» TASK TO COMPLETE
Please give the listing again, word for word, with nothing left out.

» PROVIDED RECORDS

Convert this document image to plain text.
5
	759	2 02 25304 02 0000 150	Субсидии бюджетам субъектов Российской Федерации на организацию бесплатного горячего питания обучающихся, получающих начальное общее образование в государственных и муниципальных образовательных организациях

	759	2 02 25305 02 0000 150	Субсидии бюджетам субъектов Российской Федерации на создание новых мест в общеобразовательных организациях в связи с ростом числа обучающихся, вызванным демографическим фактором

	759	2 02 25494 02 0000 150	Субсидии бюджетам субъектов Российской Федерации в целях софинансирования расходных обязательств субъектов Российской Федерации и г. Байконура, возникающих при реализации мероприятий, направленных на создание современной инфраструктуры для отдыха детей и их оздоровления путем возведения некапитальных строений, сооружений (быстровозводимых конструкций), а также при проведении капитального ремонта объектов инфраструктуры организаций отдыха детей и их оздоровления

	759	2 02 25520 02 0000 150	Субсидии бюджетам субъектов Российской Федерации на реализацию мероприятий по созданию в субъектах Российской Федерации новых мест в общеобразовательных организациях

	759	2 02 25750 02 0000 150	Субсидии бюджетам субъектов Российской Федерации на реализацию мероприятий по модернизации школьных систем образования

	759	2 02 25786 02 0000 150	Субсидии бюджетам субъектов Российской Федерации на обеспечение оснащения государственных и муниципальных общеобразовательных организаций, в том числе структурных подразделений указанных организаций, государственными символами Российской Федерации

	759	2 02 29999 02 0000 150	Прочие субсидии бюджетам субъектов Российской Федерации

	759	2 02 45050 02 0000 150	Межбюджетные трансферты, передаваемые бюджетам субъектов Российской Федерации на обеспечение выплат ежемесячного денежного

» TASK RESPONSE
Convert this document image to plain text.
5
	759	2 02 25304 02 0000 150	Субсидии бюджетам субъектов Российской Федерации на организацию бесплатного горячего питания обучающихся, получающих начальное общее образование в государственных и муниципальных образовательных организациях

	759	2 02 25305 02 0000 150	Субсидии бюджетам субъектов Российской Федерации на создание новых мест в общеобразовательных организациях в связи с ростом числа обучающихся, вызванным демографическим фактором

	759	2 02 25494 02 0000 150	Субсидии бюджетам субъектов Российской Федерации в целях софинансирования расходных обязательств субъектов Российской Федерации и г. Байконура, возникающих при реализации мероприятий, направленных на создание современной инфраструктуры для отдыха детей и их оздоровления путем возведения некапитальных строений, сооружений (быстровозводимых конструкций), а также при проведении капитального ремонта объектов инфраструктуры организаций отдыха детей и их оздоровления

	759	2 02 25520 02 0000 150	Субсидии бюджетам субъектов Российской Федерации на реализацию мероприятий по созданию в субъектах Российской Федерации новых мест в общеобразовательных организациях

	759	2 02 25750 02 0000 150	Субсидии бюджетам субъектов Российской Федерации на реализацию мероприятий по модернизации школьных систем образования

	759	2 02 25786 02 0000 150	Субсидии бюджетам субъектов Российской Федерации на обеспечение оснащения государственных и муниципальных общеобразовательных организаций, в том числе структурных подразделений указанных организаций, государственными символами Российской Федерации

	759	2 02 29999 02 0000 150	Прочие субсидии бюджетам субъектов Российской Федерации

	759	2 02 45050 02 0000 150	Межбюджетные трансферты, передаваемые бюджетам субъектов Российской Федерации на обеспечение выплат ежемесячного денежного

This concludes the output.